====== Data for review ======
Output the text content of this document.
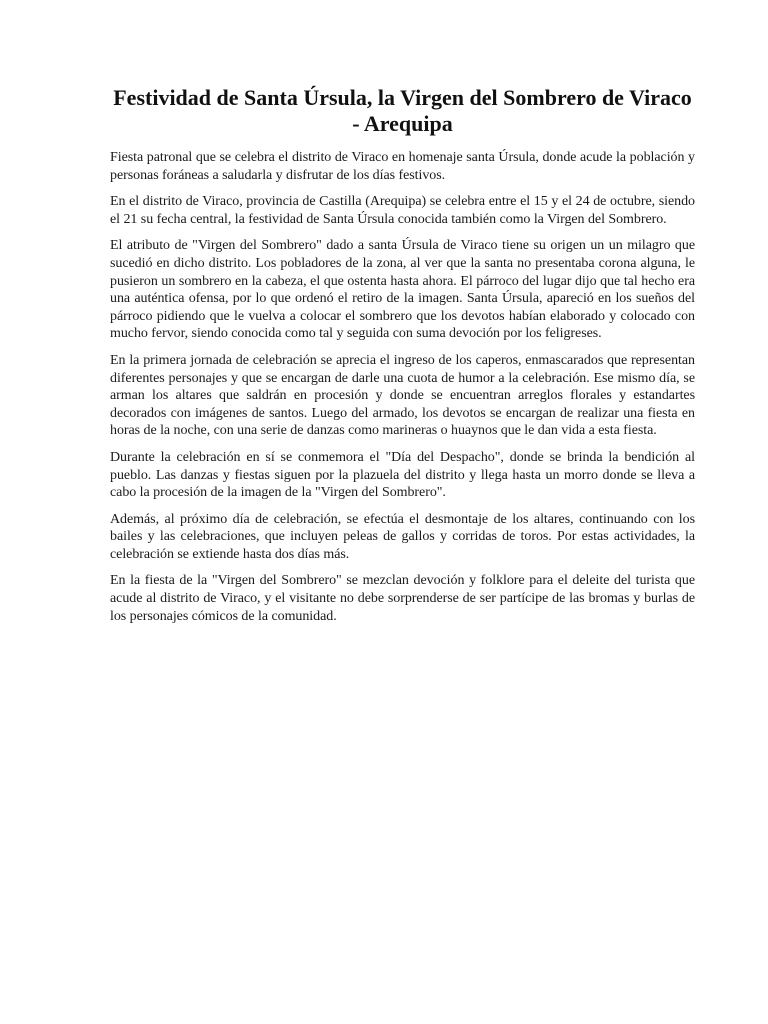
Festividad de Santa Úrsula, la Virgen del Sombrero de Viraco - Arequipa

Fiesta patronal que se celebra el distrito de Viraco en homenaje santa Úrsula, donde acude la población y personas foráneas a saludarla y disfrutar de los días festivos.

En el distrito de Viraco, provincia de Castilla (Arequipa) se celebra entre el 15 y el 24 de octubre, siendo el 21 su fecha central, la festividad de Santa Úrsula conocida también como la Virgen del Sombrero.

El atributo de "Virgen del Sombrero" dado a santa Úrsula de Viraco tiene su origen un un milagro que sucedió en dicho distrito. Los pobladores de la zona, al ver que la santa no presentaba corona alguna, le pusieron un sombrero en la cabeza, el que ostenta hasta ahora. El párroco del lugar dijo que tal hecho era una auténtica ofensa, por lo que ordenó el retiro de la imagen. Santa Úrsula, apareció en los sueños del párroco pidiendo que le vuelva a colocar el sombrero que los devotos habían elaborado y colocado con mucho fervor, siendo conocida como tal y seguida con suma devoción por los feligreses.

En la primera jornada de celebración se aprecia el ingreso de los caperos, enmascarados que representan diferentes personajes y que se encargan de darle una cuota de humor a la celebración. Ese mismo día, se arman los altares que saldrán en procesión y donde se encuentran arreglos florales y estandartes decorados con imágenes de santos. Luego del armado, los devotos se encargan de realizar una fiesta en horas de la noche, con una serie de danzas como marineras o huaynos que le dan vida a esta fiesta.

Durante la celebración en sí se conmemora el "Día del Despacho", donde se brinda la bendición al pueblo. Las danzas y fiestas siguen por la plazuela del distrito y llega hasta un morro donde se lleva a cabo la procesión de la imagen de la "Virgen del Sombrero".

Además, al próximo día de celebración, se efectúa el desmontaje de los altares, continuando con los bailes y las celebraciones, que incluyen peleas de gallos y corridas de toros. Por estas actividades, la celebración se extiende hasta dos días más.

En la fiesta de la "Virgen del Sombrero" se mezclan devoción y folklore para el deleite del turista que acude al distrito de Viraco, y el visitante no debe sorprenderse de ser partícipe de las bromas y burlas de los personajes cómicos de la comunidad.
======
====== Data for review ======
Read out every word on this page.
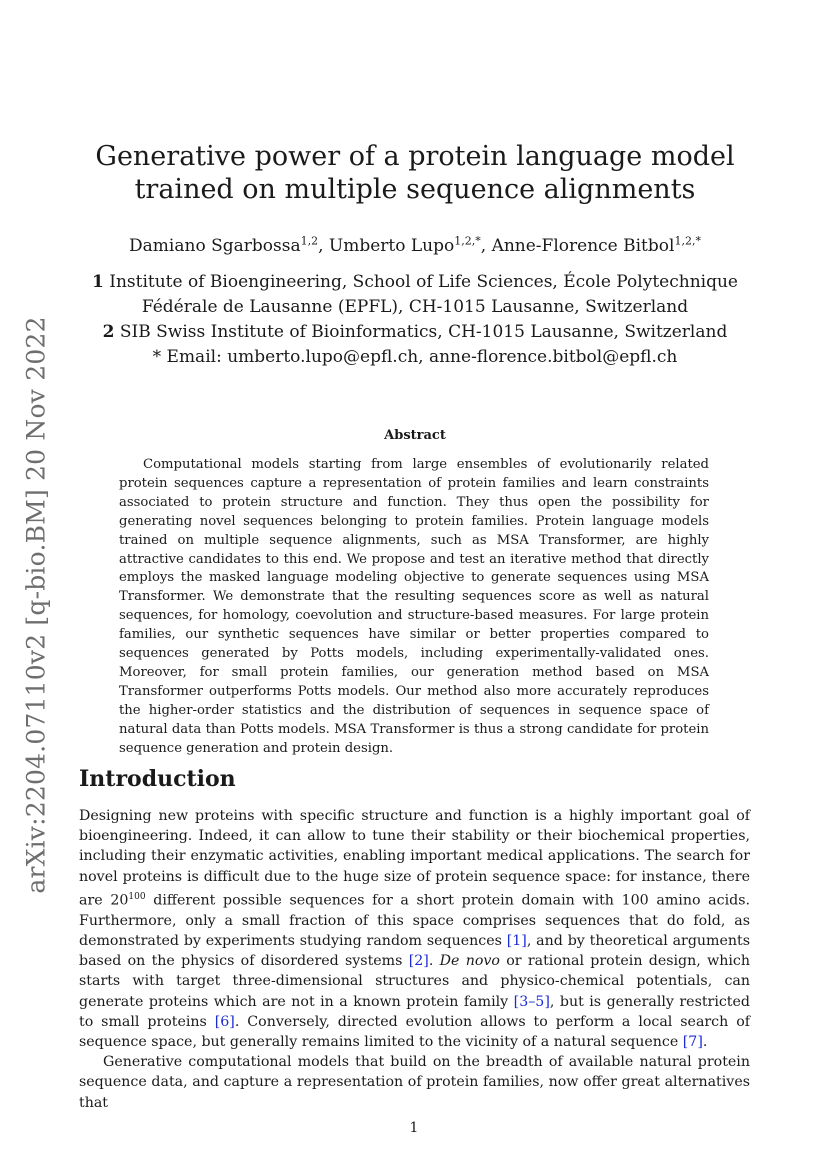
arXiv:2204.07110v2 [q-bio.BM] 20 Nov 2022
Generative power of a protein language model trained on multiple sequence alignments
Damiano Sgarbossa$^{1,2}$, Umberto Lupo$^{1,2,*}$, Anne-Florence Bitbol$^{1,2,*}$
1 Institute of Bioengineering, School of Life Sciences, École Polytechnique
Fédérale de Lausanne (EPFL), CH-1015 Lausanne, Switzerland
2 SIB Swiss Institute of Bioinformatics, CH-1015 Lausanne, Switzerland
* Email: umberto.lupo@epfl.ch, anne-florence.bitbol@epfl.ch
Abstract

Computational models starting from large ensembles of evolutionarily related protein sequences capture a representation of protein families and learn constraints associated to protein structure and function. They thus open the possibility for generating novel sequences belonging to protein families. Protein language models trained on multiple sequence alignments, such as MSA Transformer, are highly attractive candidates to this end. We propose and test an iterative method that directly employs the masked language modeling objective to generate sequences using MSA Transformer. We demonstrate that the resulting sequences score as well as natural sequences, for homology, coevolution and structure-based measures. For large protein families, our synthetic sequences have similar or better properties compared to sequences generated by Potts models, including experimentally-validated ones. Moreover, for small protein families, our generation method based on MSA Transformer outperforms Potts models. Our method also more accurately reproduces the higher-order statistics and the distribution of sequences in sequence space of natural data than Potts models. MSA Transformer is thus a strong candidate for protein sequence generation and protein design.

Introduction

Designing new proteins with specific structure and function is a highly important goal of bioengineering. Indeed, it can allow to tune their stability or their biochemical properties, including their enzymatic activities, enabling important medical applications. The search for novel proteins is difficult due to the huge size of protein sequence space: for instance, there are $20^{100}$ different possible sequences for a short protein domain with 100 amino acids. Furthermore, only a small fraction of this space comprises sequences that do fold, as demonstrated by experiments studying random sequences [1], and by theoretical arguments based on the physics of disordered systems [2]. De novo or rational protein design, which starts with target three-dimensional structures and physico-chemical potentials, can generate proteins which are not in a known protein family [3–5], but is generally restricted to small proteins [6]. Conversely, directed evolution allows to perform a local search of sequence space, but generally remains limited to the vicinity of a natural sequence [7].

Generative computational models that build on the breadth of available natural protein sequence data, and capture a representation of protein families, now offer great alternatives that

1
======
> _Task statement_: For the string "distrito", count the lines of the entries above that include it; answer with the number only.

> _Exercise output_: 5